Instructions for the task. Every entry must be repeated exactly. Exclude all pictures.

Data records
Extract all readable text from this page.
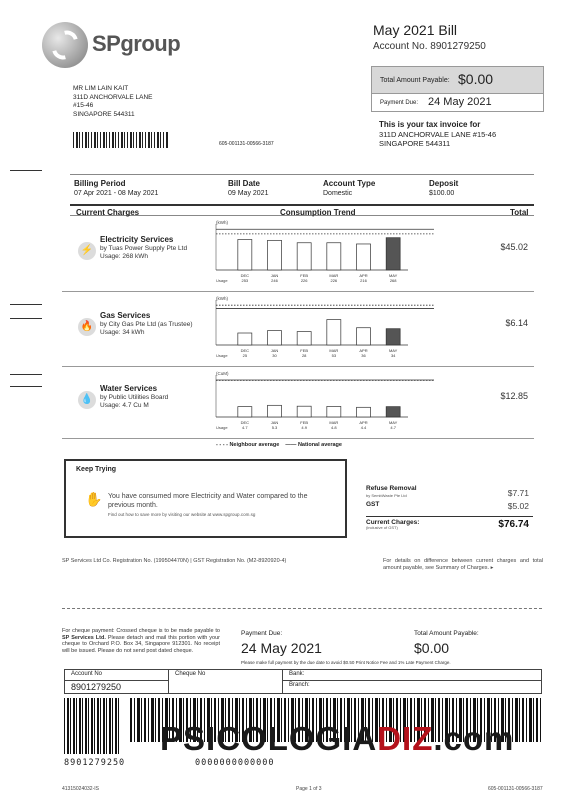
SPgroup
May 2021 Bill
Account No. 8901279250
Total Amount Payable: $0.00
Payment Due: 24 May 2021
This is your tax invoice for
311D ANCHORVALE LANE #15-46
SINGAPORE 544311
MR LIM LAIN KAIT
311D ANCHORVALE LANE
#15-46
SINGAPORE 544311
605-001131-00566-3187
Billing Period
07 Apr 2021 - 08 May 2021
Bill Date
09 May 2021
Account Type
Domestic
Deposit
$100.00
Current Charges	Consumption Trend	Total
⚡
Electricity Services
by Tuas Power Supply Pte Ltd
Usage: 268 kWh
$45.02
(kWh)
Usage
DEC
253
JAN
246
FEB
226
MAR
226
APR
216
MAY
268
🔥
Gas Services
by City Gas Pte Ltd (as Trustee)
Usage: 34 kWh
$6.14
(kWh)
Usage
DEC
25
JAN
30
FEB
28
MAR
53
APR
36
MAY
34
💧
Water Services
by Public Utilities Board
Usage: 4.7 Cu M
$12.85
(CuM)
Usage
DEC
4.7
JAN
5.3
FEB
4.9
MAR
4.8
APR
4.4
MAY
4.7
- - - - Neighbour average    —— National average
Keep Trying
✋ You have consumed more Electricity and Water compared to the previous month.
Find out how to save more by visiting our website at www.spgroup.com.sg
Refuse Removal
by SembWaste Pte Ltd	$7.71
GST	$5.02
Current Charges:
(inclusive of GST)	$76.74
SP Services Ltd Co. Registration No. (199504470N) | GST Registration No. (M2-8920920-4)	For details on difference between current charges and total amount payable, see Summary of Charges. ▸
For cheque payment: Crossed cheque is to be made payable to SP Services Ltd. Please detach and mail this portion with your cheque to Orchard P.O. Box 34, Singapore 912301. No receipt will be issued. Please do not send post dated cheque.
Payment Due:
24 May 2021
Total Amount Payable:
$0.00
Please make full payment by the due date to avoid $0.50 Print Notice Fee and 1% Late Payment Charge.
Account No	Cheque No	Bank:
8901279250		Branch:
PSICOLOGIADIZ.com
8901279250	0000000000000
41315024032-IS	Page 1 of 3	605-001131-00566-3187
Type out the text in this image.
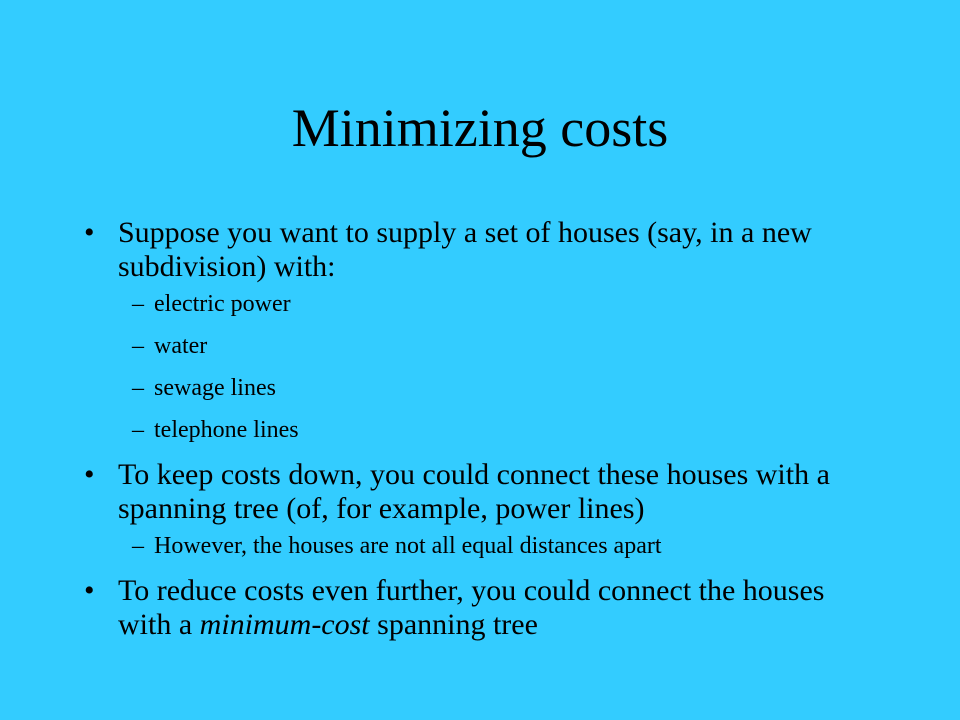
Minimizing costs
• Suppose you want to supply a set of houses (say, in a new subdivision) with:
– electric power
– water
– sewage lines
– telephone lines
• To keep costs down, you could connect these houses with a spanning tree (of, for example, power lines)
– However, the houses are not all equal distances apart
• To reduce costs even further, you could connect the houses with a minimum-cost spanning tree
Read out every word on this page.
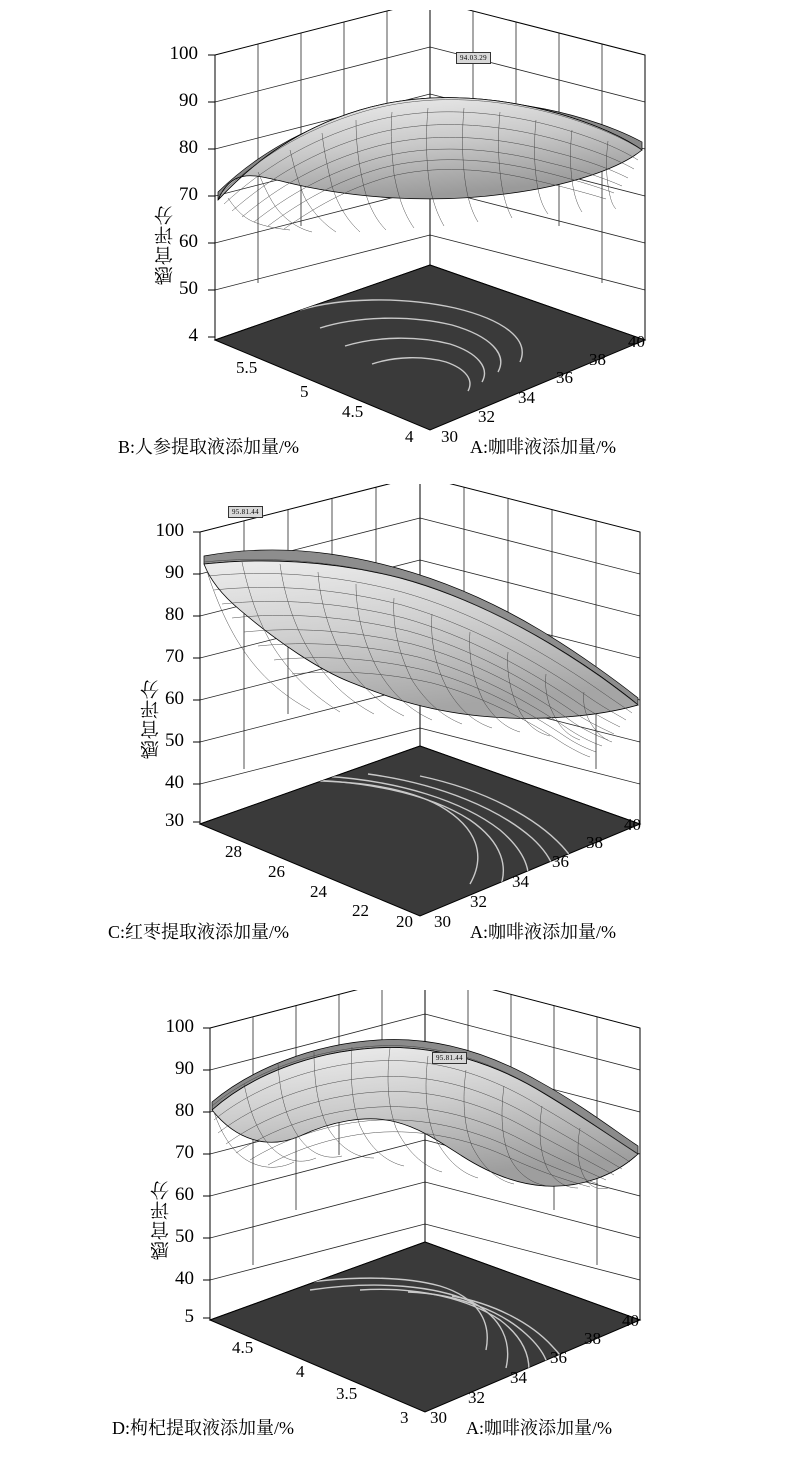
感官评分
100
90
80
70
60
50
4
5.5
5
4.5
4 30
32
34
36
38
40
B:人参提取液添加量/%	A:咖啡液添加量/%
94.03.29
感官评分
100
90
80
70
60
50
40
30
28
26
24
22
20 30
32
34
36
38
40
C:红枣提取液添加量/%	A:咖啡液添加量/%
95.81.44
感官评分
100
90
80
70
60
50
40
5
4.5
4
3.5
3 30
32
34
36
38
40
D:枸杞提取液添加量/%	A:咖啡液添加量/%
95.81.44
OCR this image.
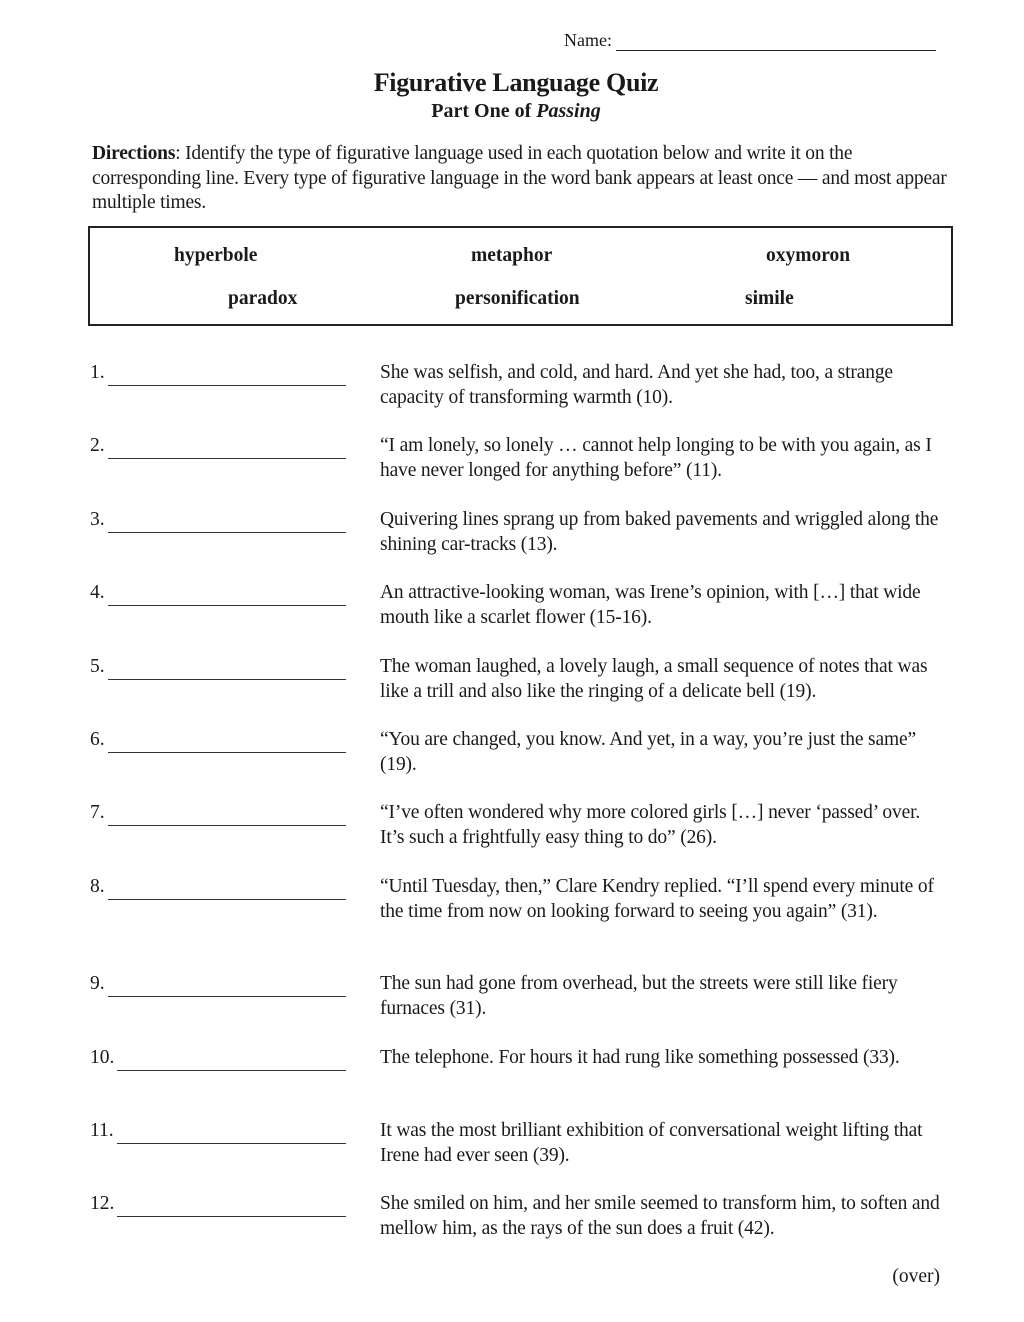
Name:
Figurative Language Quiz
Part One of Passing
Directions: Identify the type of figurative language used in each quotation below and write it on the corresponding line. Every type of figurative language in the word bank appears at least once — and most appear multiple times.
hyperbole	metaphor	oxymoron
paradox	personification	simile
1.	She was selfish, and cold, and hard. And yet she had, too, a strange capacity of transforming warmth (10).
2.	“I am lonely, so lonely … cannot help longing to be with you again, as I have never longed for anything before” (11).
3.	Quivering lines sprang up from baked pavements and wriggled along the shining car-tracks (13).
4.	An attractive-looking woman, was Irene’s opinion, with […] that wide mouth like a scarlet flower (15-16).
5.	The woman laughed, a lovely laugh, a small sequence of notes that was like a trill and also like the ringing of a delicate bell (19).
6.	“You are changed, you know. And yet, in a way, you’re just the same” (19).
7.	“I’ve often wondered why more colored girls […] never ‘passed’ over. It’s such a frightfully easy thing to do” (26).
8.	“Until Tuesday, then,” Clare Kendry replied. “I’ll spend every minute of the time from now on looking forward to seeing you again” (31).
9.	The sun had gone from overhead, but the streets were still like fiery furnaces (31).
10.	The telephone. For hours it had rung like something possessed (33).
11.	It was the most brilliant exhibition of conversational weight lifting that Irene had ever seen (39).
12.	She smiled on him, and her smile seemed to transform him, to soften and mellow him, as the rays of the sun does a fruit (42).
(over)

Result.
Extract all readable text from this page.
SPgroup
May 2021 Bill
Account No. 8901279250
Total Amount Payable: $0.00
Payment Due: 24 May 2021
This is your tax invoice for
311D ANCHORVALE LANE #15-46
SINGAPORE 544311
MR LIM LAIN KAIT
311D ANCHORVALE LANE
#15-46
SINGAPORE 544311
605-001131-00566-3187
Billing Period
07 Apr 2021 - 08 May 2021
Bill Date
09 May 2021
Account Type
Domestic
Deposit
$100.00
Current Charges	Consumption Trend	Total
⚡
Electricity Services
by Tuas Power Supply Pte Ltd
Usage: 268 kWh
$45.02
(kWh)
Usage
DEC
253
JAN
246
FEB
226
MAR
226
APR
216
MAY
268
🔥
Gas Services
by City Gas Pte Ltd (as Trustee)
Usage: 34 kWh
$6.14
(kWh)
Usage
DEC
25
JAN
30
FEB
28
MAR
53
APR
36
MAY
34
💧
Water Services
by Public Utilities Board
Usage: 4.7 Cu M
$12.85
(CuM)
Usage
DEC
4.7
JAN
5.3
FEB
4.9
MAR
4.8
APR
4.4
MAY
4.7
- - - - Neighbour average    —— National average
Keep Trying
✋ You have consumed more Electricity and Water compared to the previous month.
Find out how to save more by visiting our website at www.spgroup.com.sg
Refuse Removal
by SembWaste Pte Ltd	$7.71
GST	$5.02
Current Charges:
(inclusive of GST)	$76.74
SP Services Ltd Co. Registration No. (199504470N) | GST Registration No. (M2-8920920-4)	For details on difference between current charges and total amount payable, see Summary of Charges. ▸
For cheque payment: Crossed cheque is to be made payable to SP Services Ltd. Please detach and mail this portion with your cheque to Orchard P.O. Box 34, Singapore 912301. No receipt will be issued. Please do not send post dated cheque.
Payment Due:
24 May 2021
Total Amount Payable:
$0.00
Please make full payment by the due date to avoid $0.50 Print Notice Fee and 1% Late Payment Charge.
Account No	Cheque No	Bank:
8901279250		Branch:
PSICOLOGIADIZ.com
8901279250	0000000000000
41315024032-IS	Page 1 of 3	605-001131-00566-3187
Type out the text in this image.
Minimizing costs
• Suppose you want to supply a set of houses (say, in a new subdivision) with:
– electric power
– water
– sewage lines
– telephone lines
• To keep costs down, you could connect these houses with a spanning tree (of, for example, power lines)
– However, the houses are not all equal distances apart
• To reduce costs even further, you could connect the houses with a minimum-cost spanning tree
Read out every word on this page.
感官评分
100
90
80
70
60
50
4
5.5
5
4.5
4 30
32
34
36
38
40
B:人参提取液添加量/%	A:咖啡液添加量/%
94.03.29
感官评分
100
90
80
70
60
50
40
30
28
26
24
22
20 30
32
34
36
38
40
C:红枣提取液添加量/%	A:咖啡液添加量/%
95.81.44
感官评分
100
90
80
70
60
50
40
5
4.5
4
3.5
3 30
32
34
36
38
40
D:枸杞提取液添加量/%	A:咖啡液添加量/%
95.81.44
OCR this image.
Name:
Figurative Language Quiz
Part One of Passing
Directions: Identify the type of figurative language used in each quotation below and write it on the corresponding line. Every type of figurative language in the word bank appears at least once — and most appear multiple times.
hyperbole	metaphor	oxymoron
paradox	personification	simile
1.	She was selfish, and cold, and hard. And yet she had, too, a strange capacity of transforming warmth (10).
2.	“I am lonely, so lonely … cannot help longing to be with you again, as I have never longed for anything before” (11).
3.	Quivering lines sprang up from baked pavements and wriggled along the shining car-tracks (13).
4.	An attractive-looking woman, was Irene’s opinion, with […] that wide mouth like a scarlet flower (15-16).
5.	The woman laughed, a lovely laugh, a small sequence of notes that was like a trill and also like the ringing of a delicate bell (19).
6.	“You are changed, you know. And yet, in a way, you’re just the same” (19).
7.	“I’ve often wondered why more colored girls […] never ‘passed’ over. It’s such a frightfully easy thing to do” (26).
8.	“Until Tuesday, then,” Clare Kendry replied. “I’ll spend every minute of the time from now on looking forward to seeing you again” (31).
9.	The sun had gone from overhead, but the streets were still like fiery furnaces (31).
10.	The telephone. For hours it had rung like something possessed (33).
11.	It was the most brilliant exhibition of conversational weight lifting that Irene had ever seen (39).
12.	She smiled on him, and her smile seemed to transform him, to soften and mellow him, as the rays of the sun does a fruit (42).
(over)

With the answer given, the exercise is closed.